▶ [Description of the task]: Report how many lines contain the word "Collectivité", with no other text.

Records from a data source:
#####
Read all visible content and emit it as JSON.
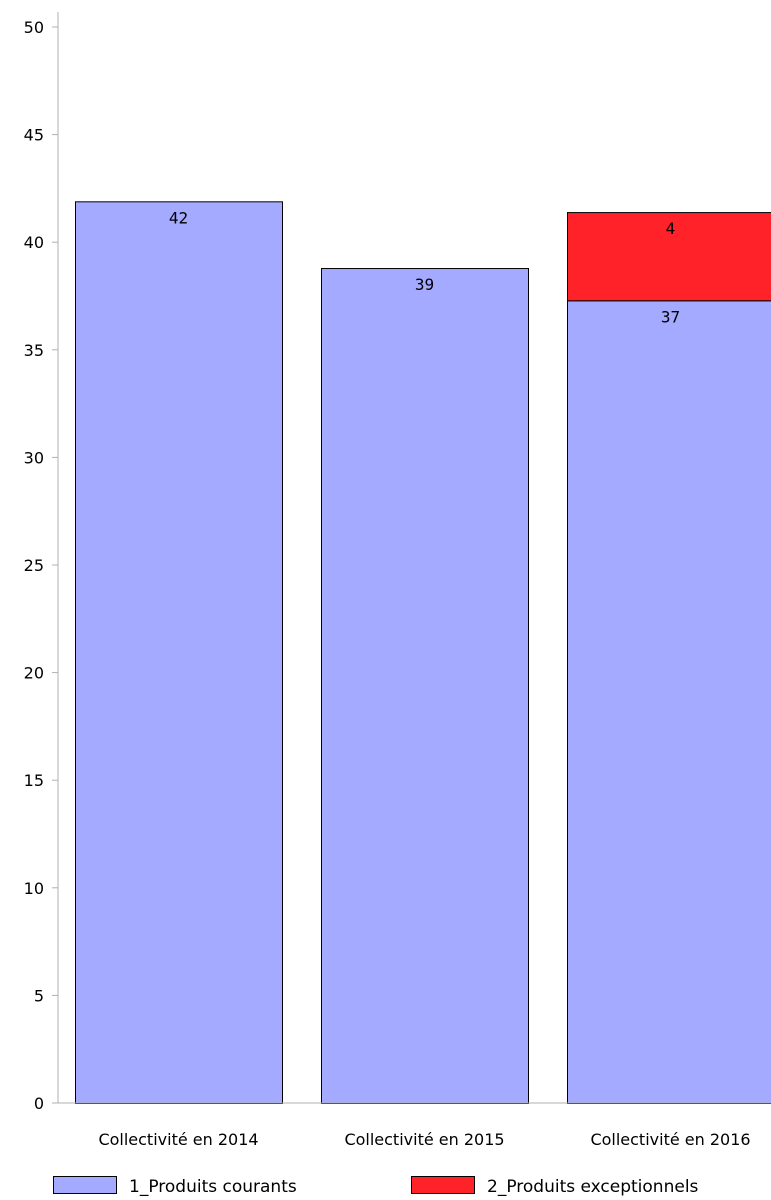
{
  "chart_data": {
    "type": "bar",
    "stacked": true,
    "categories": [
      "Collectivité en 2014",
      "Collectivité en 2015",
      "Collectivité en 2016"
    ],
    "series": [
      {
        "name": "1_Produits courants",
        "color": "#a3aaff",
        "values": [
          41.9,
          38.8,
          37.3
        ],
        "labels": [
          "42",
          "39",
          "37"
        ]
      },
      {
        "name": "2_Produits exceptionnels",
        "color": "#ff2228",
        "values": [
          0,
          0,
          4.1
        ],
        "labels": [
          "",
          "",
          "4"
        ]
      }
    ],
    "yticks": [
      "0",
      "5",
      "10",
      "15",
      "20",
      "25",
      "30",
      "35",
      "40",
      "45",
      "50"
    ],
    "ylim": [
      0,
      50
    ],
    "grid": false,
    "legend_position": "bottom"
  }
}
#####
▶ [Complete answer]: 3